WRITTEN REQUEST ▸
From the listing below, extract each line containing the string "Reconstructed".

LISTED ENTRIES ▸
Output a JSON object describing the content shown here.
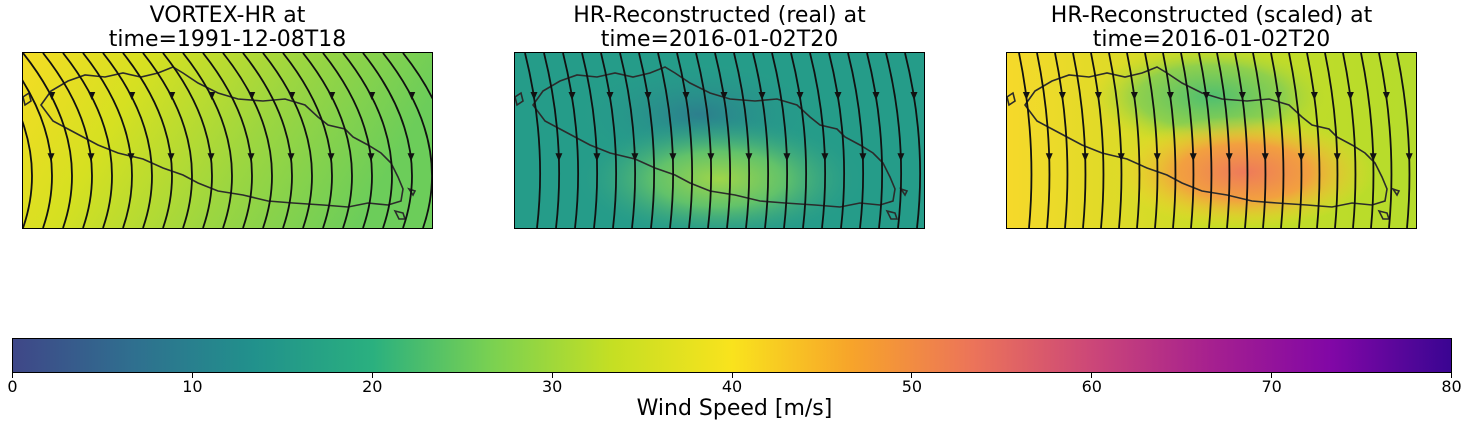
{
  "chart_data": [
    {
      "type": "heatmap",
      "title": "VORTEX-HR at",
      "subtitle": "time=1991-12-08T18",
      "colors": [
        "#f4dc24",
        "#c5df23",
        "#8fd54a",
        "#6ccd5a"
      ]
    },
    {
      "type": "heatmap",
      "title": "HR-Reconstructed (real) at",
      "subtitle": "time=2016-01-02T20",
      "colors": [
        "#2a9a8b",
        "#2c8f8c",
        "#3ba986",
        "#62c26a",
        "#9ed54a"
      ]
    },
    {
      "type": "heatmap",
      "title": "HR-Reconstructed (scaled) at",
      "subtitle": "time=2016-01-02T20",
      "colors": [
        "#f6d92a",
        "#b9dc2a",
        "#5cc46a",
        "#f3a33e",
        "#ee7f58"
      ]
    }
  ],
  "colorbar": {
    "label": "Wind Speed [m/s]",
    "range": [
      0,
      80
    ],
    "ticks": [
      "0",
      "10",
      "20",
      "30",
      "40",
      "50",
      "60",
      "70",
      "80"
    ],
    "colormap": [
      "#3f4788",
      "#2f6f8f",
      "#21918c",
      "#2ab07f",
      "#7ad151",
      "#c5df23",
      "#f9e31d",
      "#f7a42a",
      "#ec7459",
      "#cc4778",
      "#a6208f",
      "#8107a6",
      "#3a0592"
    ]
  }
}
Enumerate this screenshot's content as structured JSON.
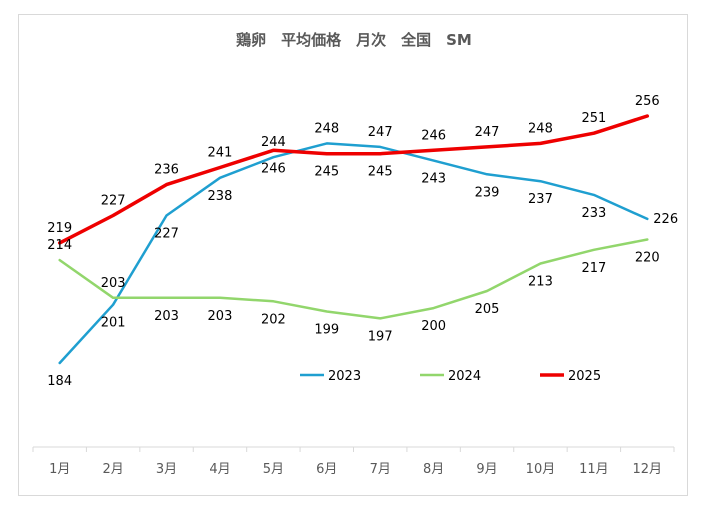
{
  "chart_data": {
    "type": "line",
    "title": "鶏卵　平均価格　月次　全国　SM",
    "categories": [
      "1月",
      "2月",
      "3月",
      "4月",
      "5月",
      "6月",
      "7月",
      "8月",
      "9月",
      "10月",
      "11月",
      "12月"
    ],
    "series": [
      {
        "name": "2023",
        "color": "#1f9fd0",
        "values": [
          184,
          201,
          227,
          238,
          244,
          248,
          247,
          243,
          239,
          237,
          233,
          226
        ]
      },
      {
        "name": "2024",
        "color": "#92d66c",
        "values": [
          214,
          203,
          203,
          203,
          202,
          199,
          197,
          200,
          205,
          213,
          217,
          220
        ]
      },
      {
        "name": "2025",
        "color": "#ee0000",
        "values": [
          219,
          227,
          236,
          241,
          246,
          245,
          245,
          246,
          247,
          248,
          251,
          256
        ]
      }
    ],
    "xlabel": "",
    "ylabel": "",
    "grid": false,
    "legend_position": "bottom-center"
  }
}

CORRECT ANSWER ▸
      "title": "HR-Reconstructed (real) at",
      "title": "HR-Reconstructed (scaled) at",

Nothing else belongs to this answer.